Given task >>
Please return, word for word, the part of the data that opens with the line containing "Annotate this image: name" and closes with the line containing "legend-label: COP xyxy=(881,410,912,426)", with both of those lines included. Omit the pictures from your answer.

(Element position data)
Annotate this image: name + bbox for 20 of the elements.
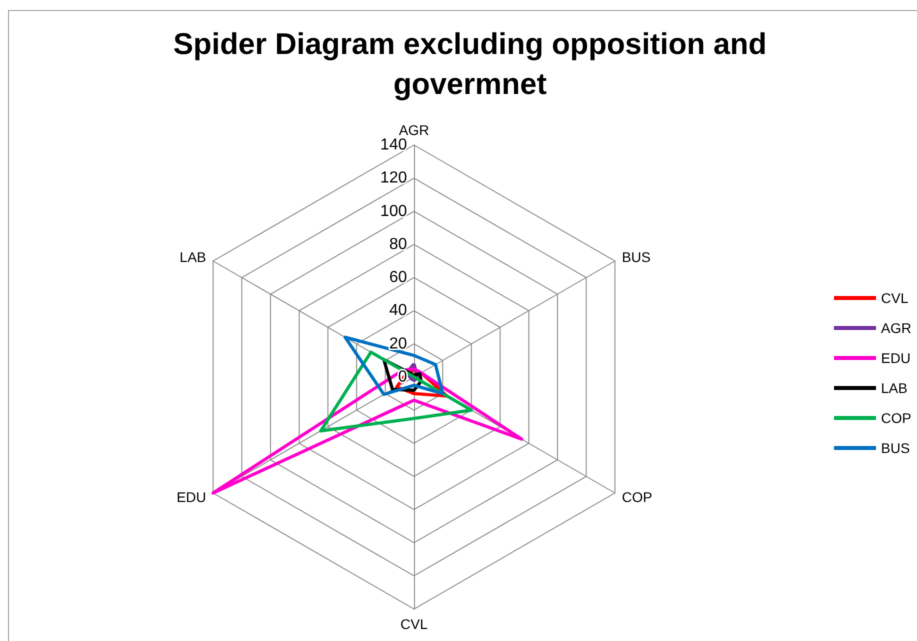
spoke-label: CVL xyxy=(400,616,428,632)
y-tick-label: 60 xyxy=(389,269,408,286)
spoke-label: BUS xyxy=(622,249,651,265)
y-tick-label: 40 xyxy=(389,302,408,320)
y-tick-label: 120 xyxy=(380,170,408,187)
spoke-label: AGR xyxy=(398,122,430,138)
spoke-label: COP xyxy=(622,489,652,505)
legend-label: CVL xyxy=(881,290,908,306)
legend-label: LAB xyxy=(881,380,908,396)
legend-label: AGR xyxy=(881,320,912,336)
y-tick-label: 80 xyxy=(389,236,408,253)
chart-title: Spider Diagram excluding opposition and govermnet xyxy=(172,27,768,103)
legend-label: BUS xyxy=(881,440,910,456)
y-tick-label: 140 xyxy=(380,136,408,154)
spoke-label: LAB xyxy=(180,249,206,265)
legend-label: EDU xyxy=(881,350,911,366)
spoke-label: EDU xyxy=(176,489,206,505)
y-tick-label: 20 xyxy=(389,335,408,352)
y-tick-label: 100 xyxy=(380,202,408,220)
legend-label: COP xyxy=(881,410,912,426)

==

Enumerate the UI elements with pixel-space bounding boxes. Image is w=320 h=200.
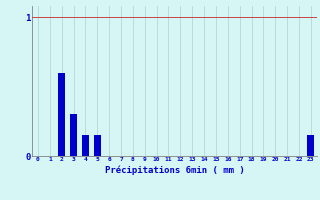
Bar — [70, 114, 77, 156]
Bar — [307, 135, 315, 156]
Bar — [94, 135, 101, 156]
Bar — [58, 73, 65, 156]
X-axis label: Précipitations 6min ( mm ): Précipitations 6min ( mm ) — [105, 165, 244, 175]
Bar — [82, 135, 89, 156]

Reply >>
Annotate this image: name + bbox for 20 of the elements.
spoke-label: CVL xyxy=(400,616,428,632)
y-tick-label: 60 xyxy=(389,269,408,286)
spoke-label: BUS xyxy=(622,249,651,265)
y-tick-label: 40 xyxy=(389,302,408,320)
y-tick-label: 120 xyxy=(380,170,408,187)
spoke-label: AGR xyxy=(398,122,430,138)
spoke-label: COP xyxy=(622,489,652,505)
legend-label: CVL xyxy=(881,290,908,306)
legend-label: LAB xyxy=(881,380,908,396)
legend-label: AGR xyxy=(881,320,912,336)
y-tick-label: 80 xyxy=(389,236,408,253)
chart-title: Spider Diagram excluding opposition and govermnet xyxy=(172,27,768,103)
legend-label: BUS xyxy=(881,440,910,456)
y-tick-label: 140 xyxy=(380,136,408,154)
spoke-label: LAB xyxy=(180,249,206,265)
legend-label: EDU xyxy=(881,350,911,366)
spoke-label: EDU xyxy=(176,489,206,505)
y-tick-label: 20 xyxy=(389,335,408,352)
y-tick-label: 100 xyxy=(380,202,408,220)
legend-label: COP xyxy=(881,410,912,426)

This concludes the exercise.